Repeat each line exactly as it is written.

__Listed entries__
§
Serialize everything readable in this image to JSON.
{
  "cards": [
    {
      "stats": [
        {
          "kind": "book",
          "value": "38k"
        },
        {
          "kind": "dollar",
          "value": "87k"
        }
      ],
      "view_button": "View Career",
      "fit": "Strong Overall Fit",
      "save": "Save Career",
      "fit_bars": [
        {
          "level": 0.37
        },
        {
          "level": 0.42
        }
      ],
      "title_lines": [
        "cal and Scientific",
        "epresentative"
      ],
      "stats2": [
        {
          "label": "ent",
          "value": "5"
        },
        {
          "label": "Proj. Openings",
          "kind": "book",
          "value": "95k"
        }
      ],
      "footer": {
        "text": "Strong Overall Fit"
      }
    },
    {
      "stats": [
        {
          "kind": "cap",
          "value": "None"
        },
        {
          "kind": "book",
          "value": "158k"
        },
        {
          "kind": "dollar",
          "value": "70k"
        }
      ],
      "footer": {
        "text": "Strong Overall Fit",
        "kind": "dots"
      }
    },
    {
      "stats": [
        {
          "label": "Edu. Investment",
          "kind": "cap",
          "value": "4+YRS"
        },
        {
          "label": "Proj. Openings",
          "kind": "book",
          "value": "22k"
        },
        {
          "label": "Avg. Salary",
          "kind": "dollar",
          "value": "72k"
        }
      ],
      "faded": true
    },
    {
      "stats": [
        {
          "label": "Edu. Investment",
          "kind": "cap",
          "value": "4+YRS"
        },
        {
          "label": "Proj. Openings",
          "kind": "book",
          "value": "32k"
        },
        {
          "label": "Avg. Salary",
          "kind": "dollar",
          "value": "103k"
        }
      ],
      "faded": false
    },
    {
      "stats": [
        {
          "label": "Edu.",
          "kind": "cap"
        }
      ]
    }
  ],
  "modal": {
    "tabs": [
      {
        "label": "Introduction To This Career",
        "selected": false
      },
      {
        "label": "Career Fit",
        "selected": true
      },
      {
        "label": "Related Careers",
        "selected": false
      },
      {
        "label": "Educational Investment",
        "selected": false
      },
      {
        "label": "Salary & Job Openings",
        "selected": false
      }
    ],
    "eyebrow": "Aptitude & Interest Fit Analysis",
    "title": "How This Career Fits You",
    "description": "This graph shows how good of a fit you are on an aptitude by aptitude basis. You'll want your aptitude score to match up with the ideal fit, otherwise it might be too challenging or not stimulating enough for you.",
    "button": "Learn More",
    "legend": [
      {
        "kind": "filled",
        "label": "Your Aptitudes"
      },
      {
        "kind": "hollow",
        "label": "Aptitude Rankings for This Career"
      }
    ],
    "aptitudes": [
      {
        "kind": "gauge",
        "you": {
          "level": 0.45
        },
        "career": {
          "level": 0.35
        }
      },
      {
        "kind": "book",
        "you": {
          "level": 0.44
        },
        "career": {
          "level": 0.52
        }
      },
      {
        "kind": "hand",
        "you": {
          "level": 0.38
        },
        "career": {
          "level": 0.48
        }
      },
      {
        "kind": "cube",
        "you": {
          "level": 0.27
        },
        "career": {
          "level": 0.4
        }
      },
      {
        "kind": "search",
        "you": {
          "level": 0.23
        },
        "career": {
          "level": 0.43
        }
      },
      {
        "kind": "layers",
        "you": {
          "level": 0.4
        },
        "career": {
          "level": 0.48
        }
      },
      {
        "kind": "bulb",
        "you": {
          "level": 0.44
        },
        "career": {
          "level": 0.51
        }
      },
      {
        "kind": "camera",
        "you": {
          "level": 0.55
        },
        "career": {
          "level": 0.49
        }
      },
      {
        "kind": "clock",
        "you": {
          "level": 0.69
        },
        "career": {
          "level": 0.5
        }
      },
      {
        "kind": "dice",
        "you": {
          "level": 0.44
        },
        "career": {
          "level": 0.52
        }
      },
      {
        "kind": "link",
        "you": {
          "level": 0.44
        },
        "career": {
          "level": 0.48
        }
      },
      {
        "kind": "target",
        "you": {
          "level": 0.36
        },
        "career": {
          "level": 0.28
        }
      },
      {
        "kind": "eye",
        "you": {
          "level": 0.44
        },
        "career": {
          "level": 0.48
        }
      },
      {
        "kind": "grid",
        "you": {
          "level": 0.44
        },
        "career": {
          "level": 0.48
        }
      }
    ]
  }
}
§
__Correct output__
Serialize everything readable in this image to JSON.
{
  "cards": [
    {
      "stats": [
        {
          "kind": "book",
          "value": "38k"
        },
        {
          "kind": "dollar",
          "value": "87k"
        }
      ],
      "view_button": "View Career",
      "fit": "Strong Overall Fit",
      "save": "Save Career",
      "fit_bars": [
        {
          "level": 0.37
        },
        {
          "level": 0.42
        }
      ],
      "title_lines": [
        "cal and Scientific",
        "epresentative"
      ],
      "stats2": [
        {
          "label": "ent",
          "value": "5"
        },
        {
          "label": "Proj. Openings",
          "kind": "book",
          "value": "95k"
        }
      ],
      "footer": {
        "text": "Strong Overall Fit"
      }
    },
    {
      "stats": [
        {
          "kind": "cap",
          "value": "None"
        },
        {
          "kind": "book",
          "value": "158k"
        },
        {
          "kind": "dollar",
          "value": "70k"
        }
      ],
      "footer": {
        "text": "Strong Overall Fit",
        "kind": "dots"
      }
    },
    {
      "stats": [
        {
          "label": "Edu. Investment",
          "kind": "cap",
          "value": "4+YRS"
        },
        {
          "label": "Proj. Openings",
          "kind": "book",
          "value": "22k"
        },
        {
          "label": "Avg. Salary",
          "kind": "dollar",
          "value": "72k"
        }
      ],
      "faded": true
    },
    {
      "stats": [
        {
          "label": "Edu. Investment",
          "kind": "cap",
          "value": "4+YRS"
        },
        {
          "label": "Proj. Openings",
          "kind": "book",
          "value": "32k"
        },
        {
          "label": "Avg. Salary",
          "kind": "dollar",
          "value": "103k"
        }
      ],
      "faded": false
    },
    {
      "stats": [
        {
          "label": "Edu.",
          "kind": "cap"
        }
      ]
    }
  ],
  "modal": {
    "tabs": [
      {
        "label": "Introduction To This Career",
        "selected": false
      },
      {
        "label": "Career Fit",
        "selected": true
      },
      {
        "label": "Related Careers",
        "selected": false
      },
      {
        "label": "Educational Investment",
        "selected": false
      },
      {
        "label": "Salary & Job Openings",
        "selected": false
      }
    ],
    "eyebrow": "Aptitude & Interest Fit Analysis",
    "title": "How This Career Fits You",
    "description": "This graph shows how good of a fit you are on an aptitude by aptitude basis. You'll want your aptitude score to match up with the ideal fit, otherwise it might be too challenging or not stimulating enough for you.",
    "button": "Learn More",
    "legend": [
      {
        "kind": "filled",
        "label": "Your Aptitudes"
      },
      {
        "kind": "hollow",
        "label": "Aptitude Rankings for This Career"
      }
    ],
    "aptitudes": [
      {
        "kind": "gauge",
        "you": {
          "level": 0.45
        },
        "career": {
          "level": 0.35
        }
      },
      {
        "kind": "book",
        "you": {
          "level": 0.44
        },
        "career": {
          "level": 0.52
        }
      },
      {
        "kind": "hand",
        "you": {
          "level": 0.38
        },
        "career": {
          "level": 0.48
        }
      },
      {
        "kind": "cube",
        "you": {
          "level": 0.27
        },
        "career": {
          "level": 0.4
        }
      },
      {
        "kind": "search",
        "you": {
          "level": 0.23
        },
        "career": {
          "level": 0.43
        }
      },
      {
        "kind": "layers",
        "you": {
          "level": 0.4
        },
        "career": {
          "level": 0.48
        }
      },
      {
        "kind": "bulb",
        "you": {
          "level": 0.44
        },
        "career": {
          "level": 0.51
        }
      },
      {
        "kind": "camera",
        "you": {
          "level": 0.55
        },
        "career": {
          "level": 0.49
        }
      },
      {
        "kind": "clock",
        "you": {
          "level": 0.69
        },
        "career": {
          "level": 0.5
        }
      },
      {
        "kind": "dice",
        "you": {
          "level": 0.44
        },
        "career": {
          "level": 0.52
        }
      },
      {
        "kind": "link",
        "you": {
          "level": 0.44
        },
        "career": {
          "level": 0.48
        }
      },
      {
        "kind": "target",
        "you": {
          "level": 0.36
        },
        "career": {
          "level": 0.28
        }
      },
      {
        "kind": "eye",
        "you": {
          "level": 0.44
        },
        "career": {
          "level": 0.48
        }
      },
      {
        "kind": "grid",
        "you": {
          "level": 0.44
        },
        "career": {
          "level": 0.48
        }
      }
    ]
  }
}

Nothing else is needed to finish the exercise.